WRITTEN INSTRUCTION:
Transcribe the entries that follow, word for word.

Excerpt from a dataset:

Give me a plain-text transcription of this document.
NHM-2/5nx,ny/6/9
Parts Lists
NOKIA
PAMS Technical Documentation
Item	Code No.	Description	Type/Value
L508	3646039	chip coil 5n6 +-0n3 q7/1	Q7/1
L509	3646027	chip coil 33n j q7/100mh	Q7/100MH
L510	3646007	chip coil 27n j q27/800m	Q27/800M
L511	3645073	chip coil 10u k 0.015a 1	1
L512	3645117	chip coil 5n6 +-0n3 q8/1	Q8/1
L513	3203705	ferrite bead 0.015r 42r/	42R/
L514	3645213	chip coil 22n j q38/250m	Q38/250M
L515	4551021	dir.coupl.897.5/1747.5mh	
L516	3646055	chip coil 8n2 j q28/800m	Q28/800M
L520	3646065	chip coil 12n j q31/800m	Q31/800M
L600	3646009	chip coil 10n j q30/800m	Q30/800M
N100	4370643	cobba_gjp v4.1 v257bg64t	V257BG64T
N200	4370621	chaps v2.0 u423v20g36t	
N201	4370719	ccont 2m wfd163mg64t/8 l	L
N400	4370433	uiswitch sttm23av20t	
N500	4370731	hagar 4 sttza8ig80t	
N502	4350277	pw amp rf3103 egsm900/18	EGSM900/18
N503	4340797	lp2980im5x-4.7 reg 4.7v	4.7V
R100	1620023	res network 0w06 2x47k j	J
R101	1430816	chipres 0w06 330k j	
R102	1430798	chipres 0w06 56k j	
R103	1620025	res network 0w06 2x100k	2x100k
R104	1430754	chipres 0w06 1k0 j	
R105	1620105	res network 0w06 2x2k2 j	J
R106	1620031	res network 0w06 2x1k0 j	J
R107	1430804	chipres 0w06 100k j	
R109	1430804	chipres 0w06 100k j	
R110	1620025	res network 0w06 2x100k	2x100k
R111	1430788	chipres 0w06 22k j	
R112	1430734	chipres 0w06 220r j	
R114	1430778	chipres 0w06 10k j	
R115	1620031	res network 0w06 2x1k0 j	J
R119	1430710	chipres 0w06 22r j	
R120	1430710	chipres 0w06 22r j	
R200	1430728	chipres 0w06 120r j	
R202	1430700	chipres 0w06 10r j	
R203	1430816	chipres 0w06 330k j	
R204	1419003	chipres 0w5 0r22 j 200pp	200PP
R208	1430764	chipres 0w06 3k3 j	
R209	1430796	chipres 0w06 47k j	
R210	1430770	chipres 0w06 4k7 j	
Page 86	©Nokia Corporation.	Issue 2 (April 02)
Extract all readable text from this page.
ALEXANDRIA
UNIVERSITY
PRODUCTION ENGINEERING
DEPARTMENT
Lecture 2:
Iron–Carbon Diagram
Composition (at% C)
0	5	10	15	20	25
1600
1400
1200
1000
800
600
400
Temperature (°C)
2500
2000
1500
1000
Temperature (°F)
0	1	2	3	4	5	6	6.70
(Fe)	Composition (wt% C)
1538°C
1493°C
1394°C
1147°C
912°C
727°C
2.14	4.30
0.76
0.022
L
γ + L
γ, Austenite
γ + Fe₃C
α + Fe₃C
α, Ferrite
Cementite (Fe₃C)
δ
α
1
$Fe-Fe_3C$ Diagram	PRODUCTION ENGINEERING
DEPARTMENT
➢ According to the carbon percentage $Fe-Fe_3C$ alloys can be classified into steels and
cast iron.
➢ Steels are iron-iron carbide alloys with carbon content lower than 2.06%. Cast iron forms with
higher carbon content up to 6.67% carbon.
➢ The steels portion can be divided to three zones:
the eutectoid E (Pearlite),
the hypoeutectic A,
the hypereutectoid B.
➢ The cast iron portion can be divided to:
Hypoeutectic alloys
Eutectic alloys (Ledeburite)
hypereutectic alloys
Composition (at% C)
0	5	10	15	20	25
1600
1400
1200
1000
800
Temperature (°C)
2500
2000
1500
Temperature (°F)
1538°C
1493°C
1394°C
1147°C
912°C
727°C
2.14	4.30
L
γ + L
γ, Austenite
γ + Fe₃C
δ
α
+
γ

THE COMPLETED TASK:
Give me a plain-text transcription of this document.
NHM-2/5nx,ny/6/9
Parts Lists
NOKIA
PAMS Technical Documentation
Item	Code No.	Description	Type/Value
L508	3646039	chip coil 5n6 +-0n3 q7/1	Q7/1
L509	3646027	chip coil 33n j q7/100mh	Q7/100MH
L510	3646007	chip coil 27n j q27/800m	Q27/800M
L511	3645073	chip coil 10u k 0.015a 1	1
L512	3645117	chip coil 5n6 +-0n3 q8/1	Q8/1
L513	3203705	ferrite bead 0.015r 42r/	42R/
L514	3645213	chip coil 22n j q38/250m	Q38/250M
L515	4551021	dir.coupl.897.5/1747.5mh	
L516	3646055	chip coil 8n2 j q28/800m	Q28/800M
L520	3646065	chip coil 12n j q31/800m	Q31/800M
L600	3646009	chip coil 10n j q30/800m	Q30/800M
N100	4370643	cobba_gjp v4.1 v257bg64t	V257BG64T
N200	4370621	chaps v2.0 u423v20g36t	
N201	4370719	ccont 2m wfd163mg64t/8 l	L
N400	4370433	uiswitch sttm23av20t	
N500	4370731	hagar 4 sttza8ig80t	
N502	4350277	pw amp rf3103 egsm900/18	EGSM900/18
N503	4340797	lp2980im5x-4.7 reg 4.7v	4.7V
R100	1620023	res network 0w06 2x47k j	J
R101	1430816	chipres 0w06 330k j	
R102	1430798	chipres 0w06 56k j	
R103	1620025	res network 0w06 2x100k	2x100k
R104	1430754	chipres 0w06 1k0 j	
R105	1620105	res network 0w06 2x2k2 j	J
R106	1620031	res network 0w06 2x1k0 j	J
R107	1430804	chipres 0w06 100k j	
R109	1430804	chipres 0w06 100k j	
R110	1620025	res network 0w06 2x100k	2x100k
R111	1430788	chipres 0w06 22k j	
R112	1430734	chipres 0w06 220r j	
R114	1430778	chipres 0w06 10k j	
R115	1620031	res network 0w06 2x1k0 j	J
R119	1430710	chipres 0w06 22r j	
R120	1430710	chipres 0w06 22r j	
R200	1430728	chipres 0w06 120r j	
R202	1430700	chipres 0w06 10r j	
R203	1430816	chipres 0w06 330k j	
R204	1419003	chipres 0w5 0r22 j 200pp	200PP
R208	1430764	chipres 0w06 3k3 j	
R209	1430796	chipres 0w06 47k j	
R210	1430770	chipres 0w06 4k7 j	
Page 86	©Nokia Corporation.	Issue 2 (April 02)
Extract all readable text from this page.
ALEXANDRIA
UNIVERSITY
PRODUCTION ENGINEERING
DEPARTMENT
Lecture 2:
Iron–Carbon Diagram
Composition (at% C)
0	5	10	15	20	25
1600
1400
1200
1000
800
600
400
Temperature (°C)
2500
2000
1500
1000
Temperature (°F)
0	1	2	3	4	5	6	6.70
(Fe)	Composition (wt% C)
1538°C
1493°C
1394°C
1147°C
912°C
727°C
2.14	4.30
0.76
0.022
L
γ + L
γ, Austenite
γ + Fe₃C
α + Fe₃C
α, Ferrite
Cementite (Fe₃C)
δ
α
1
$Fe-Fe_3C$ Diagram	PRODUCTION ENGINEERING
DEPARTMENT
➢ According to the carbon percentage $Fe-Fe_3C$ alloys can be classified into steels and
cast iron.
➢ Steels are iron-iron carbide alloys with carbon content lower than 2.06%. Cast iron forms with
higher carbon content up to 6.67% carbon.
➢ The steels portion can be divided to three zones:
the eutectoid E (Pearlite),
the hypoeutectic A,
the hypereutectoid B.
➢ The cast iron portion can be divided to:
Hypoeutectic alloys
Eutectic alloys (Ledeburite)
hypereutectic alloys
Composition (at% C)
0	5	10	15	20	25
1600
1400
1200
1000
800
Temperature (°C)
2500
2000
1500
Temperature (°F)
1538°C
1493°C
1394°C
1147°C
912°C
727°C
2.14	4.30
L
γ + L
γ, Austenite
γ + Fe₃C
δ
α
+
γ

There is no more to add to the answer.